--- START OF Given entries ---
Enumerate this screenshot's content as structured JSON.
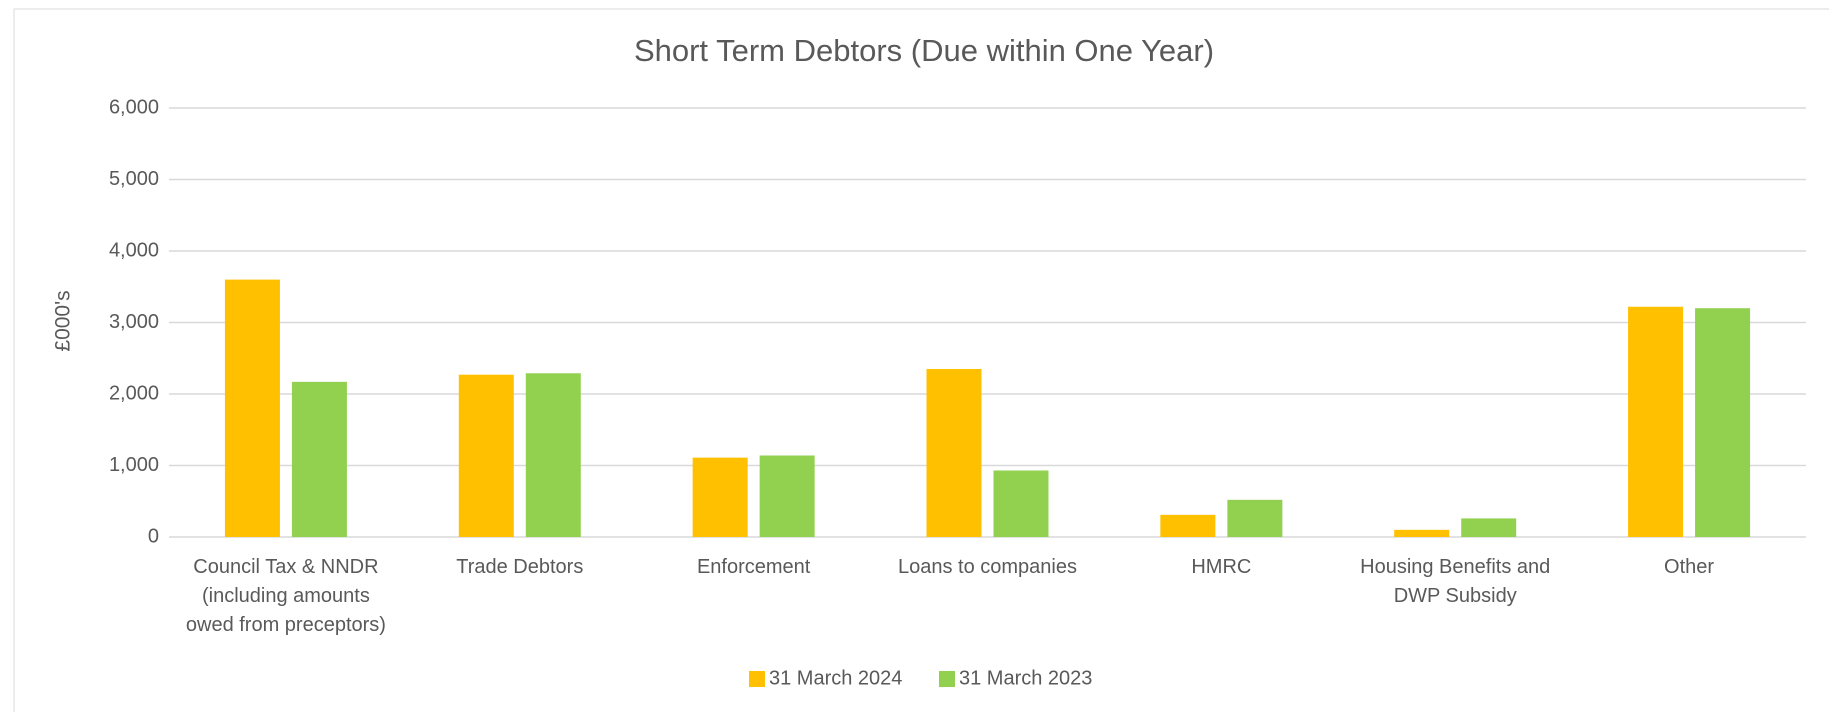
{
  "chart_data": {
    "type": "bar",
    "title": "Short Term Debtors (Due within One Year)",
    "ylabel": "£000's",
    "categories": [
      "Council Tax & NNDR (including amounts owed from preceptors)",
      "Trade Debtors",
      "Enforcement",
      "Loans to companies",
      "HMRC",
      "Housing Benefits and DWP Subsidy",
      "Other"
    ],
    "series": [
      {
        "name": "31 March 2024",
        "color": "#ffc000",
        "values": [
          3600,
          2270,
          1110,
          2350,
          310,
          100,
          3220
        ]
      },
      {
        "name": "31 March 2023",
        "color": "#92d050",
        "values": [
          2170,
          2290,
          1140,
          930,
          520,
          260,
          3200
        ]
      }
    ],
    "ylim": [
      0,
      6000
    ],
    "yticks": [
      0,
      {
        "value": 1000,
        "label": "1,000"
      },
      {
        "value": 2000,
        "label": "2,000"
      },
      {
        "value": 3000,
        "label": "3,000"
      },
      {
        "value": 4000,
        "label": "4,000"
      },
      {
        "value": 5000,
        "label": "5,000"
      },
      {
        "value": 6000,
        "label": "6,000"
      }
    ],
    "grid": true,
    "legend": "bottom"
  }
}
--- END OF Given entries ---
> **Exercise description**: Give every record back exactly as it reads, with no images.

> **Exercise solution**:
Enumerate this screenshot's content as structured JSON.
{
  "chart_data": {
    "type": "bar",
    "title": "Short Term Debtors (Due within One Year)",
    "ylabel": "£000's",
    "categories": [
      "Council Tax & NNDR (including amounts owed from preceptors)",
      "Trade Debtors",
      "Enforcement",
      "Loans to companies",
      "HMRC",
      "Housing Benefits and DWP Subsidy",
      "Other"
    ],
    "series": [
      {
        "name": "31 March 2024",
        "color": "#ffc000",
        "values": [
          3600,
          2270,
          1110,
          2350,
          310,
          100,
          3220
        ]
      },
      {
        "name": "31 March 2023",
        "color": "#92d050",
        "values": [
          2170,
          2290,
          1140,
          930,
          520,
          260,
          3200
        ]
      }
    ],
    "ylim": [
      0,
      6000
    ],
    "yticks": [
      0,
      {
        "value": 1000,
        "label": "1,000"
      },
      {
        "value": 2000,
        "label": "2,000"
      },
      {
        "value": 3000,
        "label": "3,000"
      },
      {
        "value": 4000,
        "label": "4,000"
      },
      {
        "value": 5000,
        "label": "5,000"
      },
      {
        "value": 6000,
        "label": "6,000"
      }
    ],
    "grid": true,
    "legend": "bottom"
  }
}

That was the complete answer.